Given exercise: In the records below, find each line containing the word "pločio" and copy it.

** START OF Exercise inputs **

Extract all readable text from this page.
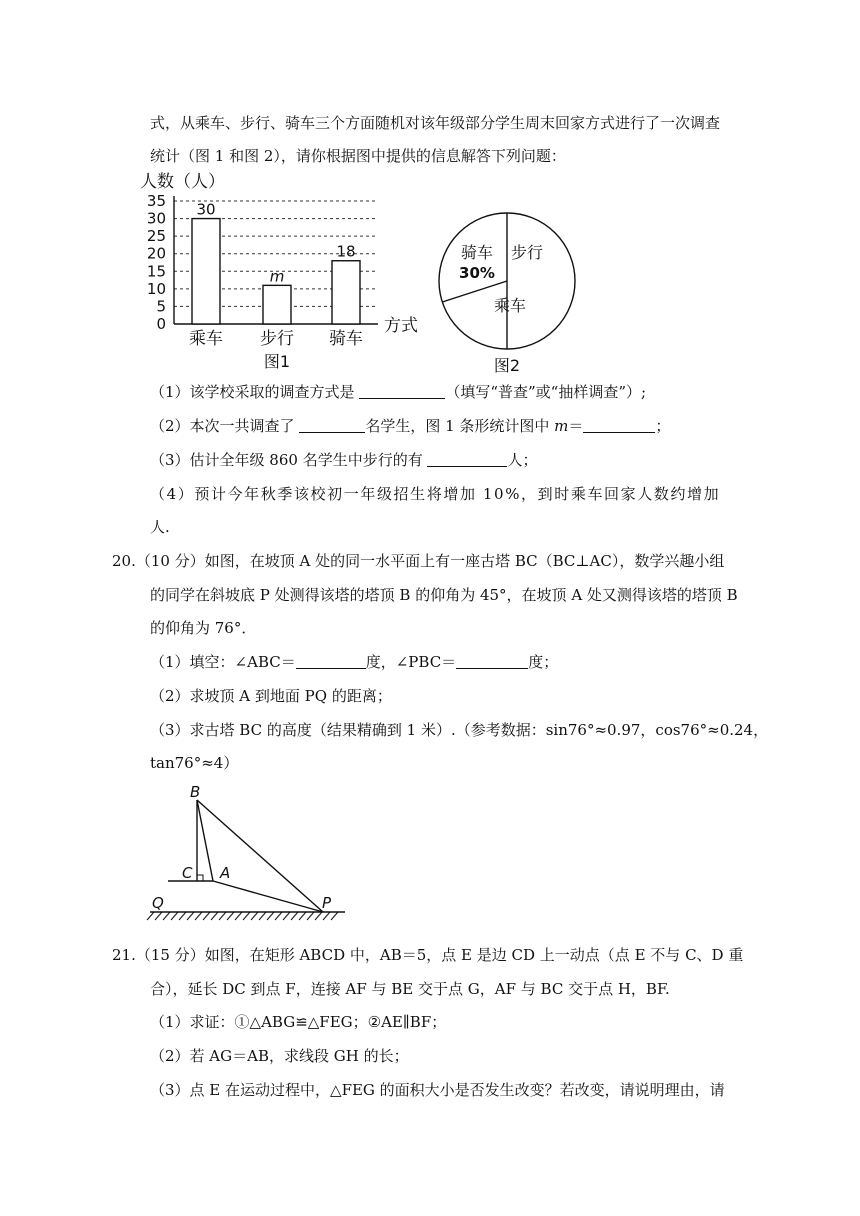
式，从乘车、步行、骑车三个方面随机对该年级部分学生周末回家方式进行了一次调查
统计（图 1 和图 2），请你根据图中提供的信息解答下列问题：
0
5
10
15
20
25
30
35
人数（人）
方式
30
乘车
m
步行
18
骑车
图1
骑车
30%
步行
乘车
图2
（1）该学校采取的调查方式是	（填写“普查”或“抽样调查”）;
（2）本次一共调查了	名学生，图 1 条形统计图中 m＝	；
（3）估计全年级 860 名学生中步行的有	人；
（4）预计今年秋季该校初一年级招生将增加 10%，到时乘车回家人数约增加
人.
20.（10 分）如图，在坡顶 A 处的同一水平面上有一座古塔 BC（BC⊥AC），数学兴趣小组
的同学在斜坡底 P 处测得该塔的塔顶 B 的仰角为 45°，在坡顶 A 处又测得该塔的塔顶 B
的仰角为 76°．
（1）填空：∠ABC＝	度，∠PBC＝	度；
（2）求坡顶 A 到地面 PQ 的距离；
（3）求古塔 BC 的高度（结果精确到 1 米）.（参考数据：sin76°≈0.97，cos76°≈0.24，
tan76°≈4）
B
C A
Q	P
21.（15 分）如图，在矩形 ABCD 中，AB＝5，点 E 是边 CD 上一动点（点 E 不与 C、D 重
合），延长 DC 到点 F，连接 AF 与 BE 交于点 G，AF 与 BC 交于点 H，BF.
（1）求证：①△ABG≌△FEG；②AE∥BF；
（2）若 AG＝AB，求线段 GH 的长；
（3）点 E 在运动过程中，△FEG 的面积大小是否发生改变？若改变，请说明理由，请
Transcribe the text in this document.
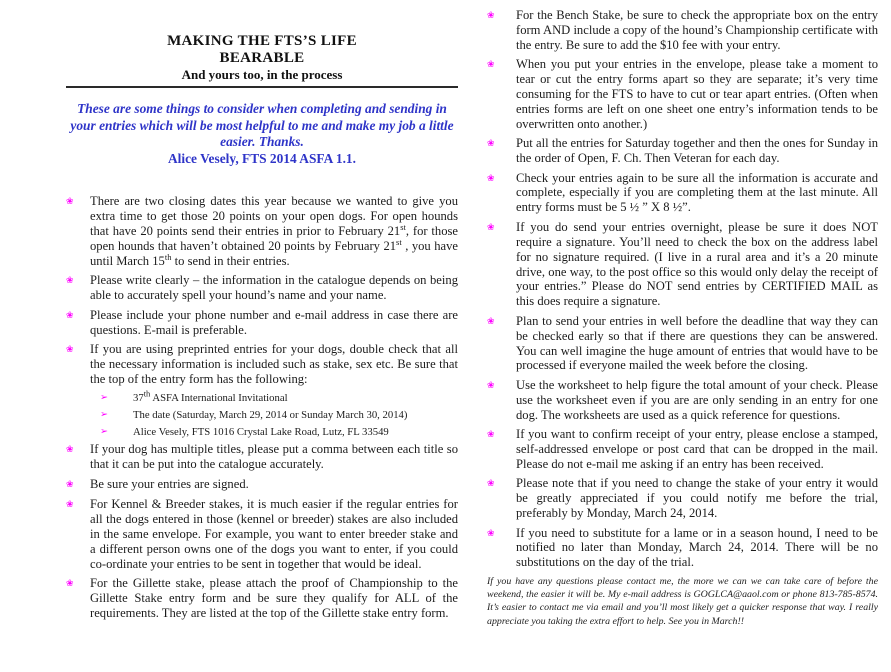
MAKING THE FTS’S LIFE
BEARABLE
And yours too, in the process
These are some things to consider when completing and sending in your entries which will be most helpful to me and make my job a little easier. Thanks.
Alice Vesely, FTS 2014 ASFA 1.1.
❀	There are two closing dates this year because we wanted to give you extra time to get those 20 points on your open dogs. For open hounds that have 20 points send their entries in prior to February 21st, for those open hounds that haven’t obtained 20 points by February 21st , you have until March 15th to send in their entries.
❀	Please write clearly – the information in the catalogue depends on being able to accurately spell your hound’s name and your name.
❀	Please include your phone number and e-mail address in case there are questions. E-mail is preferable.
❀	If you are using preprinted entries for your dogs, double check that all the necessary information is included such as stake, sex etc. Be sure that the top of the entry form has the following:
➢	37th ASFA International Invitational
➢	The date (Saturday, March 29, 2014 or Sunday March 30, 2014)
➢	Alice Vesely, FTS 1016 Crystal Lake Road, Lutz, FL 33549
❀	If your dog has multiple titles, please put a comma between each title so that it can be put into the catalogue accurately.
❀	Be sure your entries are signed.
❀	For Kennel & Breeder stakes, it is much easier if the regular entries for all the dogs entered in those (kennel or breeder) stakes are also included in the same envelope. For example, you want to enter breeder stake and a different person owns one of the dogs you want to enter, if you could co-ordinate your entries to be sent in together that would be ideal.
❀	For the Gillette stake, please attach the proof of Championship to the Gillette Stake entry form and be sure they qualify for ALL of the requirements. They are listed at the top of the Gillette stake entry form.
❀	For the Bench Stake, be sure to check the appropriate box on the entry form AND include a copy of the hound’s Championship certificate with the entry. Be sure to add the $10 fee with your entry.
❀	When you put your entries in the envelope, please take a moment to tear or cut the entry forms apart so they are separate; it’s very time consuming for the FTS to have to cut or tear apart entries. (Often when entries forms are left on one sheet one entry’s information tends to be overwritten onto another.)
❀	Put all the entries for Saturday together and then the ones for Sunday in the order of Open, F. Ch. Then Veteran for each day.
❀	Check your entries again to be sure all the information is accurate and complete, especially if you are completing them at the last minute. All entry forms must be 5 ½ ” X 8 ½”.
❀	If you do send your entries overnight, please be sure it does NOT require a signature. You’ll need to check the box on the address label for no signature required. (I live in a rural area and it’s a 20 minute drive, one way, to the post office so this would only delay the receipt of your entries.” Please do NOT send entries by CERTIFIED MAIL as this does require a signature.
❀	Plan to send your entries in well before the deadline that way they can be checked early so that if there are questions they can be answered. You can well imagine the huge amount of entries that would have to be processed if everyone mailed the week before the closing.
❀	Use the worksheet to help figure the total amount of your check. Please use the worksheet even if you are are only sending in an entry for one dog. The worksheets are used as a quick reference for questions.
❀	If you want to confirm receipt of your entry, please enclose a stamped, self-addressed envelope or post card that can be dropped in the mail. Please do not e-mail me asking if an entry has been received.
❀	Please note that if you need to change the stake of your entry it would be greatly appreciated if you could notify me before the trial, preferably by Monday, March 24, 2014.
❀	If you need to substitute for a lame or in a season hound, I need to be notified no later than Monday, March 24, 2014. There will be no substitutions on the day of the trial.
If you have any questions please contact me, the more we can we can take care of before the weekend, the easier it will be. My e-mail address is GOGLCA@aaol.com or phone 813-785-8574. It’s easier to contact me via email and you’ll most likely get a quicker response that way. I really appreciate you taking the extra effort to help. See you in March!!
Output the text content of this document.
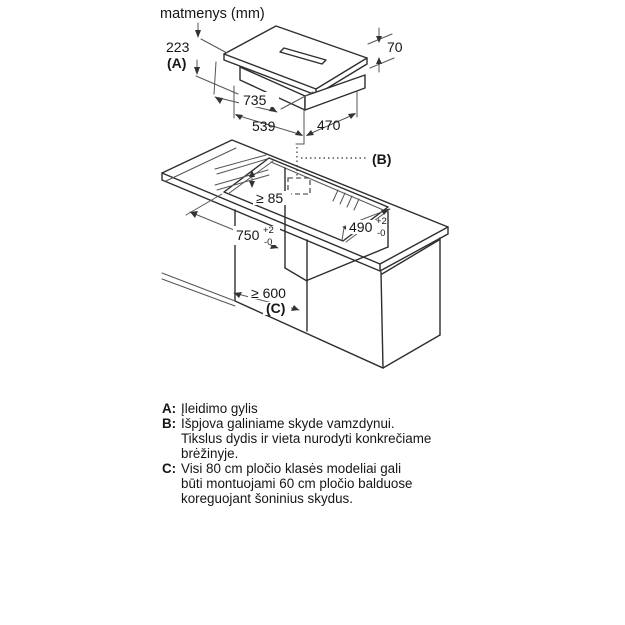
matmenys (mm)
223
(A)
70
735
539	470
(B)
≥ 85
750 +2
-0
490 +2
-0
≥ 600
(C)
A: Įleidimo gylis
B: Išpjova galiniame skyde vamzdynui.
Tikslus dydis ir vieta nurodyti konkrečiame
brėžinyje.
C: Visi 80 cm pločio klasės modeliai gali
būti montuojami 60 cm pločio balduose
koreguojant šoninius skydus.
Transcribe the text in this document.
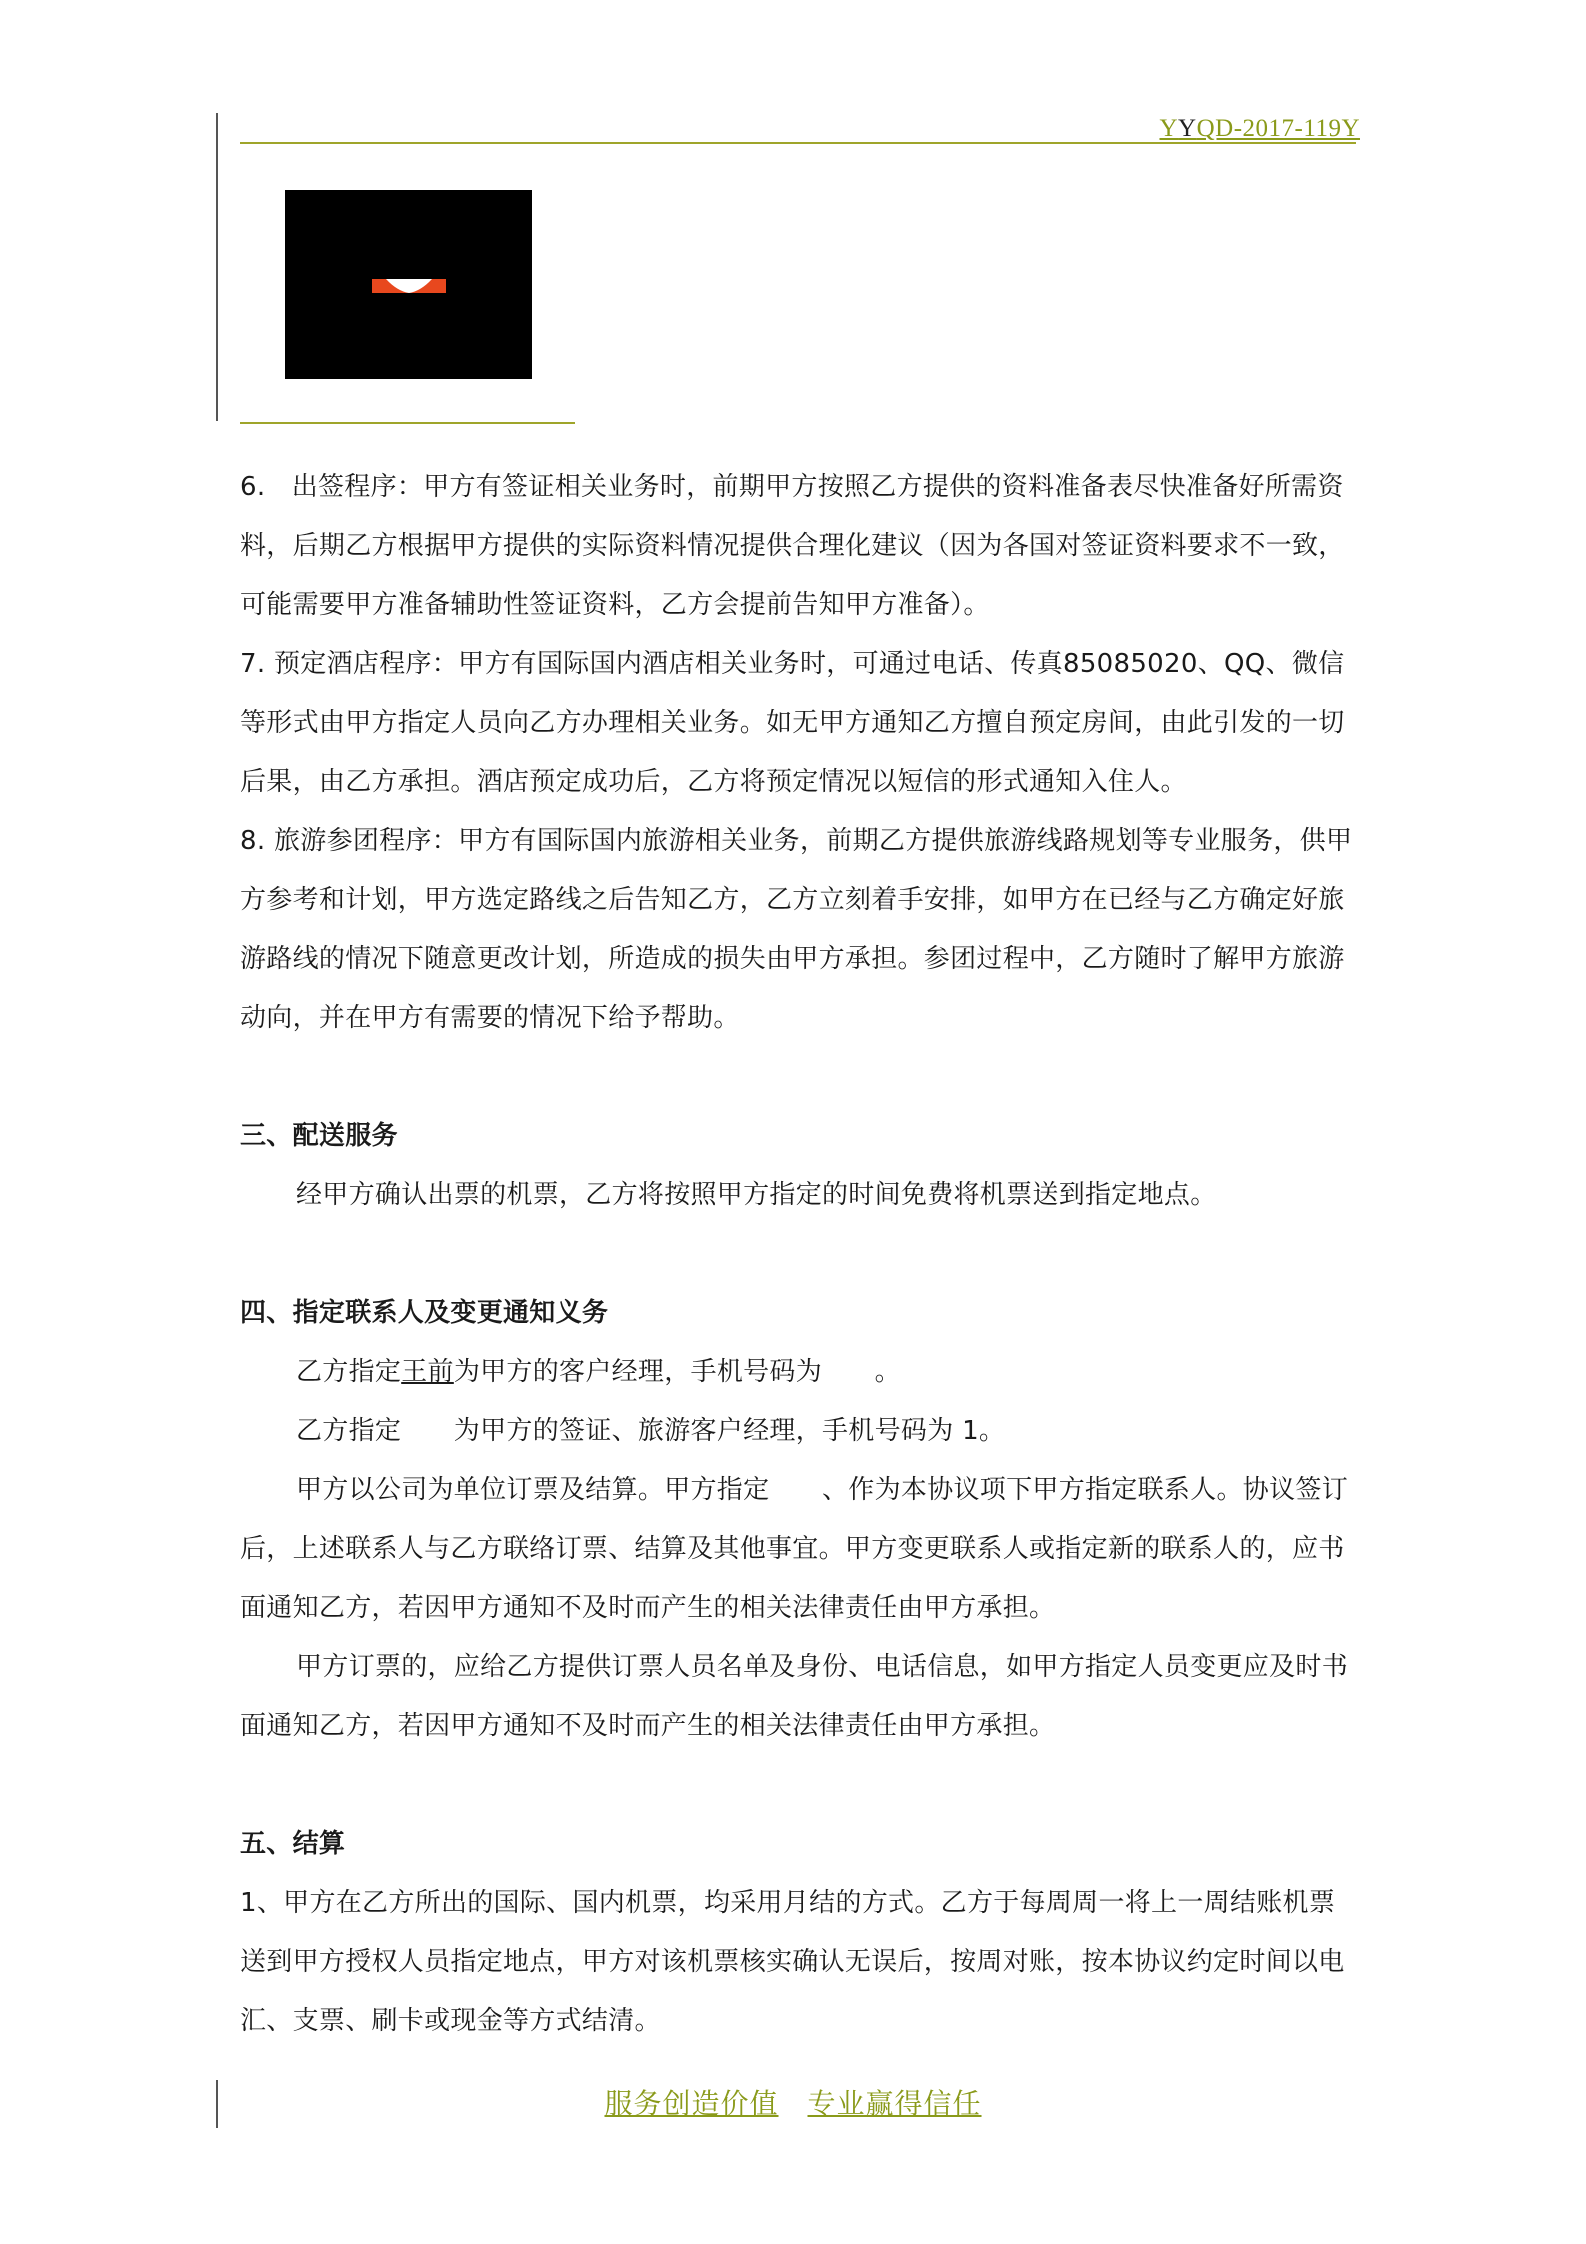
YYQD-2017-119Y

6.　出签程序：甲方有签证相关业务时，前期甲方按照乙方提供的资料准备表尽快准备好所需资料，后期乙方根据甲方提供的实际资料情况提供合理化建议（因为各国对签证资料要求不一致，可能需要甲方准备辅助性签证资料，乙方会提前告知甲方准备）。

7. 预定酒店程序：甲方有国际国内酒店相关业务时，可通过电话、传真85085020、QQ、微信等形式由甲方指定人员向乙方办理相关业务。如无甲方通知乙方擅自预定房间，由此引发的一切后果，由乙方承担。酒店预定成功后，乙方将预定情况以短信的形式通知入住人。

8. 旅游参团程序：甲方有国际国内旅游相关业务，前期乙方提供旅游线路规划等专业服务，供甲方参考和计划，甲方选定路线之后告知乙方，乙方立刻着手安排，如甲方在已经与乙方确定好旅游路线的情况下随意更改计划，所造成的损失由甲方承担。参团过程中，乙方随时了解甲方旅游动向，并在甲方有需要的情况下给予帮助。

三、配送服务

经甲方确认出票的机票，乙方将按照甲方指定的时间免费将机票送到指定地点。

四、指定联系人及变更通知义务

乙方指定王前为甲方的客户经理，手机号码为　　。

乙方指定　　为甲方的签证、旅游客户经理，手机号码为 1。

甲方以公司为单位订票及结算。甲方指定　　、作为本协议项下甲方指定联系人。协议签订后，上述联系人与乙方联络订票、结算及其他事宜。甲方变更联系人或指定新的联系人的，应书面通知乙方，若因甲方通知不及时而产生的相关法律责任由甲方承担。

甲方订票的，应给乙方提供订票人员名单及身份、电话信息，如甲方指定人员变更应及时书面通知乙方，若因甲方通知不及时而产生的相关法律责任由甲方承担。

五、结算

1、甲方在乙方所出的国际、国内机票，均采用月结的方式。乙方于每周周一将上一周结账机票送到甲方授权人员指定地点，甲方对该机票核实确认无误后，按周对账，按本协议约定时间以电汇、支票、刷卡或现金等方式结清。

服务创造价值  专业赢得信任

** END OF Exercise inputs **

Task output:
C: Visi 80 cm pločio klasės modeliai gali
būti montuojami 60 cm pločio balduose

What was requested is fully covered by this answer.